DTIO

A novel task-driven approach to scalable and distributed I/O services.

DTIO (DataTask I/O) is a groundbreaking framework that introduces a new I/O paradigm to support a wide variety of conflicting I/O workloads under a single scalable platform ready for the convergence of High-Performance Computing (HPC), AI, and Big Data. As scientific applications become increasingly data-intensive with diverse, often conflicting I/O requirements, DTIO provides a unified solution through an innovative task-based I/O approach.

What makes DTIO special?

DTIO acts as an intelligent mediator between different I/O workloads. The core innovation is the concept of DataTasks (DTs) - a tuple of an operation and a pointer to data that allows applications to treat data as active objects capable of performing operations on themselves or other DTs. This enables seamless integration of compute-centric and data-centric environments while providing robust I/O optimization capabilities.

[Source data]:
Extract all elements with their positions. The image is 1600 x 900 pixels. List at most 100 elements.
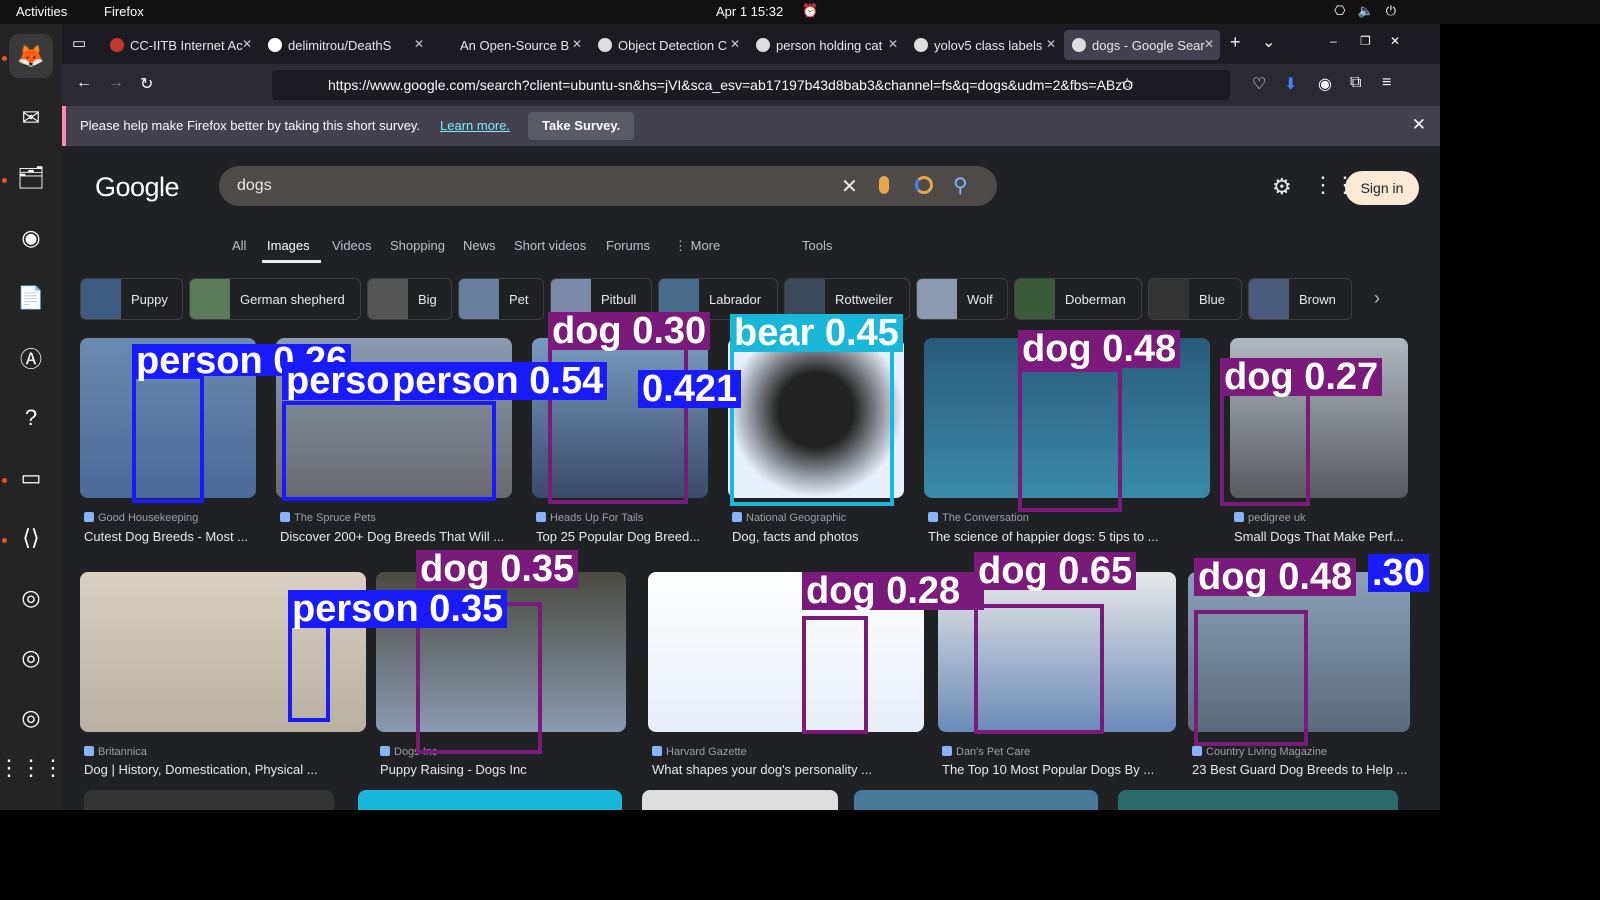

[Written exercise]: Reproduce everything from "DTIO acts as" down to "I/O optimization capabilities." in the DTIO description above.

[Answer below]:
DTIO acts as an intelligent mediator between different I/O workloads. The core innovation is the concept of DataTasks (DTs) - a tuple of an operation and a pointer to data that allows applications to treat data as active objects capable of performing operations on themselves or other DTs. This enables seamless integration of compute-centric and data-centric environments while providing robust I/O optimization capabilities.